Task to complete>
Pull out every line below holding the word "placeholder".

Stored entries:
:::::

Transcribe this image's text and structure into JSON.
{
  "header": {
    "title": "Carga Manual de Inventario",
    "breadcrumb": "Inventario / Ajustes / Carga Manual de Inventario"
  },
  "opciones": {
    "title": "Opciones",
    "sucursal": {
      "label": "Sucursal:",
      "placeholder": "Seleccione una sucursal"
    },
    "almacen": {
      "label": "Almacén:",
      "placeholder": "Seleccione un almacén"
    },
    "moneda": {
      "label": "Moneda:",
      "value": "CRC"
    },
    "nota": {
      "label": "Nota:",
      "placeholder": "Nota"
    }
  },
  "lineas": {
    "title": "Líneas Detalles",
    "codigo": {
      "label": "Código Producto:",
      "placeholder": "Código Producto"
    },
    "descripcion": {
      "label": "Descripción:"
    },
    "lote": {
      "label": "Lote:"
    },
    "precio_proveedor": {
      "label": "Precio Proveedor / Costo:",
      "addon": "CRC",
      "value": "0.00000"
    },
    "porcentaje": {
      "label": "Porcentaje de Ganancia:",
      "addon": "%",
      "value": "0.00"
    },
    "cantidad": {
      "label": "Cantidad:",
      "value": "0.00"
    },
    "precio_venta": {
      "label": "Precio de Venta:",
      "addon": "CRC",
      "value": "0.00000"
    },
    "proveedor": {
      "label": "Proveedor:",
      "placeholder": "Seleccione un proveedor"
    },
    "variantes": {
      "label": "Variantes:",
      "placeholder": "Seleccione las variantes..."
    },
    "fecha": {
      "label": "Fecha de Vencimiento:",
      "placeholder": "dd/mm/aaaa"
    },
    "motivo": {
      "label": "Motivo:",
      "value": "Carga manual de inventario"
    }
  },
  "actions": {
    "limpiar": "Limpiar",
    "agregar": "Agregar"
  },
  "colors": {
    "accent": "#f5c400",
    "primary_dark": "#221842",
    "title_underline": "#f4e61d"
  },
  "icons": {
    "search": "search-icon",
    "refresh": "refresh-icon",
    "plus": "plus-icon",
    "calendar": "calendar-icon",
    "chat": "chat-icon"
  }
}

:::::

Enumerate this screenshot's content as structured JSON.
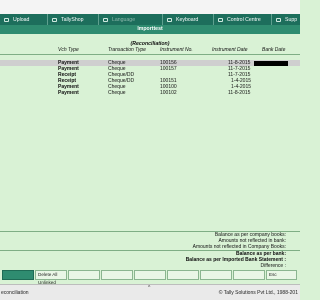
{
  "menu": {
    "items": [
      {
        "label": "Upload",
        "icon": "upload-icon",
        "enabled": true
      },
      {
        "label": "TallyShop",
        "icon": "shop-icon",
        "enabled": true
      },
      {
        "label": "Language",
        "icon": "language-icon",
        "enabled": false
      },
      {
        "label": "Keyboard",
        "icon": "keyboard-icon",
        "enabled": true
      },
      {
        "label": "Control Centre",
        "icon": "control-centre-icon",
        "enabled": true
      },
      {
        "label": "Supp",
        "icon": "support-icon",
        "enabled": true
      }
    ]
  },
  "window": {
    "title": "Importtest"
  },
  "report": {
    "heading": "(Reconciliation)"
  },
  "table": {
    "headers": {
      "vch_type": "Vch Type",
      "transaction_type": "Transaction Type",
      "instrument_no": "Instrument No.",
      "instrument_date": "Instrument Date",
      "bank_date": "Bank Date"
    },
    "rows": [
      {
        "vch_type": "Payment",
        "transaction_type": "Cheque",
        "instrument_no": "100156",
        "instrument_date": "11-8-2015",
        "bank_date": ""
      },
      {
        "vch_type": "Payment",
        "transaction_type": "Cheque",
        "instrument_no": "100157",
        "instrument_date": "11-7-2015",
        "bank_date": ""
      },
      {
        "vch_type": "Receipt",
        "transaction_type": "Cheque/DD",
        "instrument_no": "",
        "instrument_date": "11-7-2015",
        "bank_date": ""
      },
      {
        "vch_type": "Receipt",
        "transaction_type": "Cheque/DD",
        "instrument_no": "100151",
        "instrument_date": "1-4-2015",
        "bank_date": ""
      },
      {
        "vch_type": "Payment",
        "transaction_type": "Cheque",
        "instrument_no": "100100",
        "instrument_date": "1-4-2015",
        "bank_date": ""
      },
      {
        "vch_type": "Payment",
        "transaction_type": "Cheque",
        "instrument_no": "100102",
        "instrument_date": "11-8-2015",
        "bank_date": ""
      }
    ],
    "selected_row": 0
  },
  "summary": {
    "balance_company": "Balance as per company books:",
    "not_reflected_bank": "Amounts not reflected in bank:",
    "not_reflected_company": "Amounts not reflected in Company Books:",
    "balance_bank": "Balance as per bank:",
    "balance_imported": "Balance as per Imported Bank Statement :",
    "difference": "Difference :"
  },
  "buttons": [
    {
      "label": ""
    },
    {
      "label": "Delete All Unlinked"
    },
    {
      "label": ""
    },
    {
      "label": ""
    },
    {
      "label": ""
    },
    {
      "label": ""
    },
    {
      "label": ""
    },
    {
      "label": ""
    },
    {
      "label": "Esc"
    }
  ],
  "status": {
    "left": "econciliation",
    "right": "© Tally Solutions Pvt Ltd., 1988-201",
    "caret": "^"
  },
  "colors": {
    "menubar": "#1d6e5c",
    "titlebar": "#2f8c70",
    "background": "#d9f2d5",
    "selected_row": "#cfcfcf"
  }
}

:::::

Exercise output>
      "placeholder": "Seleccione una sucursal"
      "placeholder": "Seleccione un almacén"
      "placeholder": "Nota"
      "placeholder": "Código Producto"
      "placeholder": "Seleccione un proveedor"
      "placeholder": "Seleccione las variantes..."
      "placeholder": "dd/mm/aaaa"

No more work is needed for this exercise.